# Tâche à réaliser:
Citez fidèlement le passage qui va du début des entrées jusqu'à la ligne contenant "date-day: 日 <box>577 47 588 60</box>", en incluant la première et la dernière ligne.

------ Données enregistrées

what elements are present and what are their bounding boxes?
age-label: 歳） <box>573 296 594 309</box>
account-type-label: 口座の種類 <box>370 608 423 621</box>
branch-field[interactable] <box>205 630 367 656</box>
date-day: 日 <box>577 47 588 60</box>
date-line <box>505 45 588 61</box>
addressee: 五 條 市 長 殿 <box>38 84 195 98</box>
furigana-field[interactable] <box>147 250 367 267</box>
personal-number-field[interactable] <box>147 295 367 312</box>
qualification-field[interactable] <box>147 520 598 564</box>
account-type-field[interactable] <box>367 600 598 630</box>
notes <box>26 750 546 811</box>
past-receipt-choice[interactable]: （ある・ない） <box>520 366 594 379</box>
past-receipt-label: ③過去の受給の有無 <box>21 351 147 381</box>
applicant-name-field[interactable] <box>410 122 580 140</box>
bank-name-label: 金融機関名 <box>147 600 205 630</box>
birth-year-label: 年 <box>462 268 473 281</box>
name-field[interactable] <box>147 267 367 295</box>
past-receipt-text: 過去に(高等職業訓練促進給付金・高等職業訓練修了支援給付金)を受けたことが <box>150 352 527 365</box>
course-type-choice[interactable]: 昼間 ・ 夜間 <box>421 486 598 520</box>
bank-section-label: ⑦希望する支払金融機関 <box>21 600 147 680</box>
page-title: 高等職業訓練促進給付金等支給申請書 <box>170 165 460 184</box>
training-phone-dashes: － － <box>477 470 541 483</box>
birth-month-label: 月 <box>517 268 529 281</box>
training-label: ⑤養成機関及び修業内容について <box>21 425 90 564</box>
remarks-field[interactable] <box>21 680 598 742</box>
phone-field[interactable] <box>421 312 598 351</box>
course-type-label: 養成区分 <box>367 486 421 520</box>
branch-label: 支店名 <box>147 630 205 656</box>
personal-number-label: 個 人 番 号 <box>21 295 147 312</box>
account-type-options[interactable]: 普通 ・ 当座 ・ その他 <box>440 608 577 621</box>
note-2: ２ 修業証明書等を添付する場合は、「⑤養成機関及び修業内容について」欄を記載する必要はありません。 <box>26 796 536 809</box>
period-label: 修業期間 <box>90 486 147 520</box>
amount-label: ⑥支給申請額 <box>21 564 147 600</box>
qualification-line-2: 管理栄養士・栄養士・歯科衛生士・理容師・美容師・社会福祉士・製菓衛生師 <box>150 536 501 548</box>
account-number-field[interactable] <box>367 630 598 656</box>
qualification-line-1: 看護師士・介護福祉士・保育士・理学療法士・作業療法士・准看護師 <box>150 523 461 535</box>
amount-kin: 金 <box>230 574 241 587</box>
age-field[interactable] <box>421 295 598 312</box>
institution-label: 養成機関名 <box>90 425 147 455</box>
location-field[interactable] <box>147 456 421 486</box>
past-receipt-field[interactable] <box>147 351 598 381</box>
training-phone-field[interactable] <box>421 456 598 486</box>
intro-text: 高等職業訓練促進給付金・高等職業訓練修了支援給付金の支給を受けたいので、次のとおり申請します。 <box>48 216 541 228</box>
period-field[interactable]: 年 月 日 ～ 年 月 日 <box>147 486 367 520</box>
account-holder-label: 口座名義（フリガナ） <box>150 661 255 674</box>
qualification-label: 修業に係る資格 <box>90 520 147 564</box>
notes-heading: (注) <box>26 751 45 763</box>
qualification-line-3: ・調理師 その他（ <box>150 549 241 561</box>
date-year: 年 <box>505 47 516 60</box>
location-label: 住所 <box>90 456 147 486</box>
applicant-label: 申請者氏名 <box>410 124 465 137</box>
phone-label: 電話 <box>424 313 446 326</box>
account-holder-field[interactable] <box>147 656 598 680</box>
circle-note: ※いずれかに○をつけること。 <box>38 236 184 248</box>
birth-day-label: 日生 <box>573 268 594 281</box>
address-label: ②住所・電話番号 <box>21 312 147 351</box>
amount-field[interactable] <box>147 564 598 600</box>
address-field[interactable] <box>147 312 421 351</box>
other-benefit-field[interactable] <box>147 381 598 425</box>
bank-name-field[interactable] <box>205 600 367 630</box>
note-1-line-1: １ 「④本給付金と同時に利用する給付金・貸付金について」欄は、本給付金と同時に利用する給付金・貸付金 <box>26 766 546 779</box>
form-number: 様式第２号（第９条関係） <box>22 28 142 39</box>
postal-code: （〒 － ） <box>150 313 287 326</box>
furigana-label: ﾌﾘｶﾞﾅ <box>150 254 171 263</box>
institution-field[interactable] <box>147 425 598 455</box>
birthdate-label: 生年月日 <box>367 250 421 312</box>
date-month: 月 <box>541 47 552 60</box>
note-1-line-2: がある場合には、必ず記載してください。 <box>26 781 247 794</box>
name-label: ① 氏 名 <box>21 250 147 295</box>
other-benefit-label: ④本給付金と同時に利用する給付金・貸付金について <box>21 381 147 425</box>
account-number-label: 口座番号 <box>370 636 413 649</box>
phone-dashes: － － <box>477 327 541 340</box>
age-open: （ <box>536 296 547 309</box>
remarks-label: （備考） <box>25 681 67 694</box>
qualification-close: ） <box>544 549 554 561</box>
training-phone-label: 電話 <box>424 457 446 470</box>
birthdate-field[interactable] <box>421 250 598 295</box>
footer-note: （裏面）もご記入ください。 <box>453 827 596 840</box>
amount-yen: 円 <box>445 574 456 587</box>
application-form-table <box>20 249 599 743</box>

------------

# Solution de la tâche:
what elements are present and what are their bounding boxes?
age-label: 歳） <box>573 296 594 309</box>
account-type-label: 口座の種類 <box>370 608 423 621</box>
branch-field[interactable] <box>205 630 367 656</box>
date-day: 日 <box>577 47 588 60</box>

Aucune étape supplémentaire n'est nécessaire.